Items >>
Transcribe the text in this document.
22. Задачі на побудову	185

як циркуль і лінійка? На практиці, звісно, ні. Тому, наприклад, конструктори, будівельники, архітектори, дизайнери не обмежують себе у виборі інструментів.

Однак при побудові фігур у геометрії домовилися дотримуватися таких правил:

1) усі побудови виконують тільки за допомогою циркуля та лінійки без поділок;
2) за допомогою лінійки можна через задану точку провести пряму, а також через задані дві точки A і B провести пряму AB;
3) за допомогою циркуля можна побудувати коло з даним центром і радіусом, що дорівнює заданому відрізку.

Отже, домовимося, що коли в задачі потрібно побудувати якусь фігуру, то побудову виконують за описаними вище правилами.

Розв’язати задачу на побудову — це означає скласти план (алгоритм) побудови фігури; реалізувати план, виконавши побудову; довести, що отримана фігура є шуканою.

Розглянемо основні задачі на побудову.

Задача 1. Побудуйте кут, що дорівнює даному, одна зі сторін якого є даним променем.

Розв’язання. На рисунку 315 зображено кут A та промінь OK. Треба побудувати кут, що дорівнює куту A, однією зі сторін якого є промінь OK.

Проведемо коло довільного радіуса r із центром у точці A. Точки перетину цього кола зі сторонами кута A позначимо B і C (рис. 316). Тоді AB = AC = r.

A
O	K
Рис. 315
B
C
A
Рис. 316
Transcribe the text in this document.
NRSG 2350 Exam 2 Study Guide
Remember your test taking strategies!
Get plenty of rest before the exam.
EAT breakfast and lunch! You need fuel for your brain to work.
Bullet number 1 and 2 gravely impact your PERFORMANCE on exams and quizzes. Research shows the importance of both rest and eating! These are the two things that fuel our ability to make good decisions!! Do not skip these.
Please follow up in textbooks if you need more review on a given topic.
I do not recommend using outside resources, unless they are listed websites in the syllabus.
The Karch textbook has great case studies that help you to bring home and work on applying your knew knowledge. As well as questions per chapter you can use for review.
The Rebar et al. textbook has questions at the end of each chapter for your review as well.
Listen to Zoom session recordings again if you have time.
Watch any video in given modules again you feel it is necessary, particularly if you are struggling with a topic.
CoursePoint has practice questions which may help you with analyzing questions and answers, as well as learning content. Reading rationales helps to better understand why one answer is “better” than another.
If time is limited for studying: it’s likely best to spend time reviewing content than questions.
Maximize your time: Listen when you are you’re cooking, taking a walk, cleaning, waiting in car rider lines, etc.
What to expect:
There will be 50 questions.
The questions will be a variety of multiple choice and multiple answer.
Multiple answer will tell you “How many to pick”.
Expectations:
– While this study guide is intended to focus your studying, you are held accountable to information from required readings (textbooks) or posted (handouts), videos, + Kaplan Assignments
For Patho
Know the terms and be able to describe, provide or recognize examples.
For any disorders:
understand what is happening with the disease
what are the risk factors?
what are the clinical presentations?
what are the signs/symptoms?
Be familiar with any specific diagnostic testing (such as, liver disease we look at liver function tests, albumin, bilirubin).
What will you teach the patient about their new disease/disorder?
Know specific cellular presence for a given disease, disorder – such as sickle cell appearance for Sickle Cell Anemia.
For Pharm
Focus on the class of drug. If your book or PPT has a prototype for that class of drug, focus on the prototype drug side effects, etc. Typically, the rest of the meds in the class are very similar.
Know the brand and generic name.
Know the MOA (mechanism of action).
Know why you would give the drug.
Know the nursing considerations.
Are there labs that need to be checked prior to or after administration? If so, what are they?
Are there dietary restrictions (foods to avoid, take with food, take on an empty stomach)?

Task requirements >>
Retype every record above exactly as it appears.

Answer below >>
Transcribe the text in this document.
22. Задачі на побудову	185

як циркуль і лінійка? На практиці, звісно, ні. Тому, наприклад, конструктори, будівельники, архітектори, дизайнери не обмежують себе у виборі інструментів.

Однак при побудові фігур у геометрії домовилися дотримуватися таких правил:

1) усі побудови виконують тільки за допомогою циркуля та лінійки без поділок;
2) за допомогою лінійки можна через задану точку провести пряму, а також через задані дві точки A і B провести пряму AB;
3) за допомогою циркуля можна побудувати коло з даним центром і радіусом, що дорівнює заданому відрізку.

Отже, домовимося, що коли в задачі потрібно побудувати якусь фігуру, то побудову виконують за описаними вище правилами.

Розв’язати задачу на побудову — це означає скласти план (алгоритм) побудови фігури; реалізувати план, виконавши побудову; довести, що отримана фігура є шуканою.

Розглянемо основні задачі на побудову.

Задача 1. Побудуйте кут, що дорівнює даному, одна зі сторін якого є даним променем.

Розв’язання. На рисунку 315 зображено кут A та промінь OK. Треба побудувати кут, що дорівнює куту A, однією зі сторін якого є промінь OK.

Проведемо коло довільного радіуса r із центром у точці A. Точки перетину цього кола зі сторонами кута A позначимо B і C (рис. 316). Тоді AB = AC = r.

A
O	K
Рис. 315
B
C
A
Рис. 316
Transcribe the text in this document.
NRSG 2350 Exam 2 Study Guide
Remember your test taking strategies!
Get plenty of rest before the exam.
EAT breakfast and lunch! You need fuel for your brain to work.
Bullet number 1 and 2 gravely impact your PERFORMANCE on exams and quizzes. Research shows the importance of both rest and eating! These are the two things that fuel our ability to make good decisions!! Do not skip these.
Please follow up in textbooks if you need more review on a given topic.
I do not recommend using outside resources, unless they are listed websites in the syllabus.
The Karch textbook has great case studies that help you to bring home and work on applying your knew knowledge. As well as questions per chapter you can use for review.
The Rebar et al. textbook has questions at the end of each chapter for your review as well.
Listen to Zoom session recordings again if you have time.
Watch any video in given modules again you feel it is necessary, particularly if you are struggling with a topic.
CoursePoint has practice questions which may help you with analyzing questions and answers, as well as learning content. Reading rationales helps to better understand why one answer is “better” than another.
If time is limited for studying: it’s likely best to spend time reviewing content than questions.
Maximize your time: Listen when you are you’re cooking, taking a walk, cleaning, waiting in car rider lines, etc.
What to expect:
There will be 50 questions.
The questions will be a variety of multiple choice and multiple answer.
Multiple answer will tell you “How many to pick”.
Expectations:
– While this study guide is intended to focus your studying, you are held accountable to information from required readings (textbooks) or posted (handouts), videos, + Kaplan Assignments
For Patho
Know the terms and be able to describe, provide or recognize examples.
For any disorders:
understand what is happening with the disease
what are the risk factors?
what are the clinical presentations?
what are the signs/symptoms?
Be familiar with any specific diagnostic testing (such as, liver disease we look at liver function tests, albumin, bilirubin).
What will you teach the patient about their new disease/disorder?
Know specific cellular presence for a given disease, disorder – such as sickle cell appearance for Sickle Cell Anemia.
For Pharm
Focus on the class of drug. If your book or PPT has a prototype for that class of drug, focus on the prototype drug side effects, etc. Typically, the rest of the meds in the class are very similar.
Know the brand and generic name.
Know the MOA (mechanism of action).
Know why you would give the drug.
Know the nursing considerations.
Are there labs that need to be checked prior to or after administration? If so, what are they?
Are there dietary restrictions (foods to avoid, take with food, take on an empty stomach)?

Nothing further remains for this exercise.